Lines containing the word "structured" are to be located and copied.

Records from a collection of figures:
------------------------------

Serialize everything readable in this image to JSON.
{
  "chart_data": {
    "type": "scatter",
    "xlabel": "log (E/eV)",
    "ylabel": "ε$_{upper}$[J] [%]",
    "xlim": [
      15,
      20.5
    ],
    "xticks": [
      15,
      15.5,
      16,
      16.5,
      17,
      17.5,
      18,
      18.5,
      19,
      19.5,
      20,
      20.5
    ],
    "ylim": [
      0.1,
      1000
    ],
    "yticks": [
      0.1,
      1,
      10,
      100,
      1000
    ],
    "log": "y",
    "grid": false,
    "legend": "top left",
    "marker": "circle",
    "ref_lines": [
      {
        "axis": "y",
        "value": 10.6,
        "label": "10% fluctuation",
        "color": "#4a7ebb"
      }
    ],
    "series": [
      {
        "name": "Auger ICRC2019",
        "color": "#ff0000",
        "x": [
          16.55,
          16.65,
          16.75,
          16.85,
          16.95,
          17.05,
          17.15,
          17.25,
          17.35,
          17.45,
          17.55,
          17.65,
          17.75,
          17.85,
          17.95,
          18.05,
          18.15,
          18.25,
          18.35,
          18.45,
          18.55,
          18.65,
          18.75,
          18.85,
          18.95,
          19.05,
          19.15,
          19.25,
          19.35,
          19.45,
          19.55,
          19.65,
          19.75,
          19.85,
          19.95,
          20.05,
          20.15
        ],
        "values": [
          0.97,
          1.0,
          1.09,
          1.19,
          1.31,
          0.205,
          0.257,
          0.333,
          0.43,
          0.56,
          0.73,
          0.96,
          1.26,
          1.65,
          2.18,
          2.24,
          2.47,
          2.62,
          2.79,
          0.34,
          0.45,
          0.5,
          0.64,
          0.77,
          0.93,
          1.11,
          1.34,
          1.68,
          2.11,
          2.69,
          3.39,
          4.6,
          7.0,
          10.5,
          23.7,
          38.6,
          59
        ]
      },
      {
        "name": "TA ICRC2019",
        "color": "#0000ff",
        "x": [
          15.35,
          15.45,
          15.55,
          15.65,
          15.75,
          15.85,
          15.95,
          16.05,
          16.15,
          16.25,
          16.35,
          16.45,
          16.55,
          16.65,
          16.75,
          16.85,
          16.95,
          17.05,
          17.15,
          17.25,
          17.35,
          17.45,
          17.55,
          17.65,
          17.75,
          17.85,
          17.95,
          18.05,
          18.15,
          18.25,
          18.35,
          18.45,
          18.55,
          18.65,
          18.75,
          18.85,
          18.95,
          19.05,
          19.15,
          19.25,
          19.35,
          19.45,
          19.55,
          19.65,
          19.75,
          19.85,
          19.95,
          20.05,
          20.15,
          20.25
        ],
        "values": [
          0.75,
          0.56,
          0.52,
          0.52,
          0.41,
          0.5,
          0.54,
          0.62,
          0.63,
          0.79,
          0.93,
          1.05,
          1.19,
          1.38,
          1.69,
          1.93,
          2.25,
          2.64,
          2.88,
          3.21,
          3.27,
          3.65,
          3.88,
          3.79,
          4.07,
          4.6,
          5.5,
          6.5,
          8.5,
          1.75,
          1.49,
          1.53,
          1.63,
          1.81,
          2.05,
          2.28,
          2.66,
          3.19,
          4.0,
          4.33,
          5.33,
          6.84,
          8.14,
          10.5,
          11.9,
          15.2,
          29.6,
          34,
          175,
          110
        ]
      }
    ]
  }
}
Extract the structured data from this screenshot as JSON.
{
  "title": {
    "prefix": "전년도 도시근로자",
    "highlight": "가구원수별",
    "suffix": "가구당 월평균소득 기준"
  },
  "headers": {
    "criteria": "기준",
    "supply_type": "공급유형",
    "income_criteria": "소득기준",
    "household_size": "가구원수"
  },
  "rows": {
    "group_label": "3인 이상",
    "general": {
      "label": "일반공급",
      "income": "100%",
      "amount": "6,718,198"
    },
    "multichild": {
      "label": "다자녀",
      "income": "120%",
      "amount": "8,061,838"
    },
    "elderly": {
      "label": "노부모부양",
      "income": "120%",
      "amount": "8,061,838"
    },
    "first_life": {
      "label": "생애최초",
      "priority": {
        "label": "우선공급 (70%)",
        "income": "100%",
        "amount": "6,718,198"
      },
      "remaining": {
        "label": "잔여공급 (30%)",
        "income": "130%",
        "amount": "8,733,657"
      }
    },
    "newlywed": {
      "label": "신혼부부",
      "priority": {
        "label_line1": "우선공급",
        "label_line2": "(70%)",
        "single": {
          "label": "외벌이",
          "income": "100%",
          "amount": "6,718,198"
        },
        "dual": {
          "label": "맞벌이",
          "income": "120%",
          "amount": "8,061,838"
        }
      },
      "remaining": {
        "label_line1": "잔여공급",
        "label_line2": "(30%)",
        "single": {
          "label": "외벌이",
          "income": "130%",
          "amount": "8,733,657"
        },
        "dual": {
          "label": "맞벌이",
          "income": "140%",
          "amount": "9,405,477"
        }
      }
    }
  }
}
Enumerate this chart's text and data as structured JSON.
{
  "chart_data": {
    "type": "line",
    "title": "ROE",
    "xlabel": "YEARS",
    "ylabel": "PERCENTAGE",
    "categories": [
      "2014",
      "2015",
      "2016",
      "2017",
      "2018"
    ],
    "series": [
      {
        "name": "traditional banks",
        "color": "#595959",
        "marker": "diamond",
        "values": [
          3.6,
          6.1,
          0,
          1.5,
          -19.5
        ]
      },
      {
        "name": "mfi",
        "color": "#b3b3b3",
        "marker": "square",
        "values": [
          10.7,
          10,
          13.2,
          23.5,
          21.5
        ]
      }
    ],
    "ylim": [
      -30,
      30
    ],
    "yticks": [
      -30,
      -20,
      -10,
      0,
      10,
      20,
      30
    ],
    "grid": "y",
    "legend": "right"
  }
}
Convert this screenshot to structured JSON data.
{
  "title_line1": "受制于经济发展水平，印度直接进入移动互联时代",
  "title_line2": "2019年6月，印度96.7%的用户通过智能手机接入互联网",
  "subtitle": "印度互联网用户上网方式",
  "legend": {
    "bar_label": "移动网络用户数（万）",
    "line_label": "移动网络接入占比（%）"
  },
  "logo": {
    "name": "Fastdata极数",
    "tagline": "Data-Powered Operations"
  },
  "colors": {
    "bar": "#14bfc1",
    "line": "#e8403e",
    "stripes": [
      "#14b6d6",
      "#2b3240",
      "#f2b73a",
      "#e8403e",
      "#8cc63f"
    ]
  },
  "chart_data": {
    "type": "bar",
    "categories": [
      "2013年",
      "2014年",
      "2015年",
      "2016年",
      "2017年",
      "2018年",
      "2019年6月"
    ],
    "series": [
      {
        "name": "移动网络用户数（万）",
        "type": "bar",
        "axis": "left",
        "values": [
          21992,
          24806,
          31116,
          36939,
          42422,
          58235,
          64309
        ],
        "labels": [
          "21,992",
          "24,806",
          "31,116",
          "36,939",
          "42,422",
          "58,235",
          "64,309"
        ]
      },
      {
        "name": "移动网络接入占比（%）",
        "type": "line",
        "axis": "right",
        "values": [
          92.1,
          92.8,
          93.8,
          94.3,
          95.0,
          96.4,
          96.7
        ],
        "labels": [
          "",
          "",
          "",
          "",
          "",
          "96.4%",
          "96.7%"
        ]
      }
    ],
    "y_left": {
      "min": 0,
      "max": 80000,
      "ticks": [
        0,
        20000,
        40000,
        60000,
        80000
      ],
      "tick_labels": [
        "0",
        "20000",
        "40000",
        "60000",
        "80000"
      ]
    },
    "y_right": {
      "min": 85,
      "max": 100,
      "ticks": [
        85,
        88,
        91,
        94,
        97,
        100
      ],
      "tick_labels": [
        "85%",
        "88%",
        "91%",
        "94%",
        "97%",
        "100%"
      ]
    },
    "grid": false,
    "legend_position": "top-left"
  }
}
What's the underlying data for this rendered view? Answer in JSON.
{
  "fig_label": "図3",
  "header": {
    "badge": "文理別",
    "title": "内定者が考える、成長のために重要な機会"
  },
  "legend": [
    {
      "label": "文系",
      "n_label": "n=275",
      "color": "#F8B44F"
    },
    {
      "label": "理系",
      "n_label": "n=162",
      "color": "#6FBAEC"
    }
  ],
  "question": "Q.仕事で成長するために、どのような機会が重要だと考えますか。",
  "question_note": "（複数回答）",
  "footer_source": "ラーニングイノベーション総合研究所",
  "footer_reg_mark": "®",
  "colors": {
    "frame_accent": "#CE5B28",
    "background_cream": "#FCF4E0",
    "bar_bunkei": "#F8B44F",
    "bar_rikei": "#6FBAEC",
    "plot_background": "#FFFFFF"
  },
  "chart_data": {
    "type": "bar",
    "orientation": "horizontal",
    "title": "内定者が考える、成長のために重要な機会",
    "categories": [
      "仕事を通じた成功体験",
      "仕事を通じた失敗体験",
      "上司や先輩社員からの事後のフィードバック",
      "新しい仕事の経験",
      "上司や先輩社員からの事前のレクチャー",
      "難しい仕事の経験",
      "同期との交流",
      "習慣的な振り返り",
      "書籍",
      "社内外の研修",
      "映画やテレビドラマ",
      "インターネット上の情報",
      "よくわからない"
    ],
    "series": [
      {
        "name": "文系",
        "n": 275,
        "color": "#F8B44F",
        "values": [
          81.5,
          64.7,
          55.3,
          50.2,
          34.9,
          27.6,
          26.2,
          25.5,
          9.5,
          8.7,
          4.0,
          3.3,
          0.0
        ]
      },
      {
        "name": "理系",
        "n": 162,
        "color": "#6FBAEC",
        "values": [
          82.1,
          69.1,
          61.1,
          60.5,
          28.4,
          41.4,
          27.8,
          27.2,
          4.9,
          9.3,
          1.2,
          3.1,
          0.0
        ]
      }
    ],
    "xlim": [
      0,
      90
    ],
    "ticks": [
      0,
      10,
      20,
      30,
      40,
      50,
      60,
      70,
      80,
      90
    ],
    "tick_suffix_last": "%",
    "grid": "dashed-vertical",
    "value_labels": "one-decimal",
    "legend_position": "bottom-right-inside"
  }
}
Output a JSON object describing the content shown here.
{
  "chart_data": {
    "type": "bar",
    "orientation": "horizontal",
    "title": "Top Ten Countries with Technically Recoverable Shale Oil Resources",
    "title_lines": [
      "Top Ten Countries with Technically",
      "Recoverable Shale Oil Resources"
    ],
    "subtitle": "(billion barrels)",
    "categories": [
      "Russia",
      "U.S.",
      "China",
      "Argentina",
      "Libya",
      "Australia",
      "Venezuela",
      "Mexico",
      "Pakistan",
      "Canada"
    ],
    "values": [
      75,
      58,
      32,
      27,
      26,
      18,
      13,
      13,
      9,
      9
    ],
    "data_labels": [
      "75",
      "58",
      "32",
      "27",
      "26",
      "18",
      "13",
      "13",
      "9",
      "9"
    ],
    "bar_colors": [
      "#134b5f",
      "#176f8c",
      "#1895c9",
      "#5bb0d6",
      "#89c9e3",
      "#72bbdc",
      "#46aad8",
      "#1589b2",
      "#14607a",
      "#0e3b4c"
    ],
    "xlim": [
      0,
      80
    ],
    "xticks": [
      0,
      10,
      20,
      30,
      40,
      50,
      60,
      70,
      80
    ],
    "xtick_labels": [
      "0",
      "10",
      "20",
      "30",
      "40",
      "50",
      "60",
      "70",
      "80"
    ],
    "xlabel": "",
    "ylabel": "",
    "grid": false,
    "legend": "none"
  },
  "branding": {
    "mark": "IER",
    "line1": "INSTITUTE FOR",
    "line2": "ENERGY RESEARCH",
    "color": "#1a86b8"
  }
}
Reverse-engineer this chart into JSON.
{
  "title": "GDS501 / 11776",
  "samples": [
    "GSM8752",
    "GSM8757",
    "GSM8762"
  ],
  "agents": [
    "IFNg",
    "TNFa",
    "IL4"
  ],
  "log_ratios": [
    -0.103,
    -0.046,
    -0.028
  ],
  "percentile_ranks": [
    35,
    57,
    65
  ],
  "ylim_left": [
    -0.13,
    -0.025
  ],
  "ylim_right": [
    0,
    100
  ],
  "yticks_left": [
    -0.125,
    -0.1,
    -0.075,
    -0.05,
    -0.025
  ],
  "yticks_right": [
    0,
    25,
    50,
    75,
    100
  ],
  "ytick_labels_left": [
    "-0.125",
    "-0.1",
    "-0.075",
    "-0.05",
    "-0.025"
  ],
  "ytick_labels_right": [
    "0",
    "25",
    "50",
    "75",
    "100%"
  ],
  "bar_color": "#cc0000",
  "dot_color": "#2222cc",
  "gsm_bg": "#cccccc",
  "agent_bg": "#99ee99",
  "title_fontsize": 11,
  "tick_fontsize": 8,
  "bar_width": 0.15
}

------------------------------

• [Task output]:
Extract the structured data from this screenshot as JSON.
Enumerate this chart's text and data as structured JSON.
Convert this screenshot to structured JSON data.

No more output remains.